Records about charts and figures:
*****
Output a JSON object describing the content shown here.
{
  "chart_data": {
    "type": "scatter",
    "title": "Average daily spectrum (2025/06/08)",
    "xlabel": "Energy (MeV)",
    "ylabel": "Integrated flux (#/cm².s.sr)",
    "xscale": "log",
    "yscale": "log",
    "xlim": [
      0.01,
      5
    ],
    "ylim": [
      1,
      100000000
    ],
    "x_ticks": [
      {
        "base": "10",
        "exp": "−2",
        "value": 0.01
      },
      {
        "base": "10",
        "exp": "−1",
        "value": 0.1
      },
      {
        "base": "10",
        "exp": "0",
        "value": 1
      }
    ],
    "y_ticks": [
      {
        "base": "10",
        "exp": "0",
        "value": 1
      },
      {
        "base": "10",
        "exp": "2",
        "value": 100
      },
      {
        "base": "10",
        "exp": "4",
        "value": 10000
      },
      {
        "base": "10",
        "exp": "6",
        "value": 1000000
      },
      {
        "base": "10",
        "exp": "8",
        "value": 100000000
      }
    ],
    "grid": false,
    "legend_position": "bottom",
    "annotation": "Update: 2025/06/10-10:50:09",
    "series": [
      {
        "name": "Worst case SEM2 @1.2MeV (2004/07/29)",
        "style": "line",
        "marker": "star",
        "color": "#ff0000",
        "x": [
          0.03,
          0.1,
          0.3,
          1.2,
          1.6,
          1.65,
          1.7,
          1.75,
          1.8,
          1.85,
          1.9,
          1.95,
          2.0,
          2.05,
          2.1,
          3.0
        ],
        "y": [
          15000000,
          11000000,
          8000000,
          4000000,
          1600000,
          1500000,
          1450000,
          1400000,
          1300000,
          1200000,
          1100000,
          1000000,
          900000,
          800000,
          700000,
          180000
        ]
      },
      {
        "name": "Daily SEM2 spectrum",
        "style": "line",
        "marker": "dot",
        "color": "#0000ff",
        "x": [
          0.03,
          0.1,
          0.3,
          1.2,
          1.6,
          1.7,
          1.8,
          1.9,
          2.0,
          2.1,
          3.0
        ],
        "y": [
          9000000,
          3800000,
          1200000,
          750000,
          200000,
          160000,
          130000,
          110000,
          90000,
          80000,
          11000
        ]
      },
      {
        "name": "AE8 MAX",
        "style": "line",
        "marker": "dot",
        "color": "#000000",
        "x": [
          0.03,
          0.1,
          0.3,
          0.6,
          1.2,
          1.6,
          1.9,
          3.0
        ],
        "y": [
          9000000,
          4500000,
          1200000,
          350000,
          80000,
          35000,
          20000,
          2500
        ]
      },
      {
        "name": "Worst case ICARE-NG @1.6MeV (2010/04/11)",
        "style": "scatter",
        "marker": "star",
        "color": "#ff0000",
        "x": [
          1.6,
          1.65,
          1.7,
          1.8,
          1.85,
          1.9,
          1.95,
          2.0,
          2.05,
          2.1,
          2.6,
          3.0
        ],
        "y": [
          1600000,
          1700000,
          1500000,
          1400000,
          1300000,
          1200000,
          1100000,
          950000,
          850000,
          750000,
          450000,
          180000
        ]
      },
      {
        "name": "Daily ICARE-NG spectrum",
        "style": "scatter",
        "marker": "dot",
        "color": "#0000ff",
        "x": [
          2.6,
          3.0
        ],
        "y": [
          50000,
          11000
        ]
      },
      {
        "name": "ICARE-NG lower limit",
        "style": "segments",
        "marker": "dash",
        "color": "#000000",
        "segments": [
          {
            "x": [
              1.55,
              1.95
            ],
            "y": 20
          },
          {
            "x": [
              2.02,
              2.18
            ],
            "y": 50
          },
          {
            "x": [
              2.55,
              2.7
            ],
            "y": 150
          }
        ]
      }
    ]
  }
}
*****
- **WHAT YOU SHOULD DO**
Search the entries for the word "Worst" and pick out every line that holds it.

- **EXERCISE SOLUTION**
        "name": "Worst case SEM2 @1.2MeV (2004/07/29)",
        "name": "Worst case ICARE-NG @1.6MeV (2010/04/11)",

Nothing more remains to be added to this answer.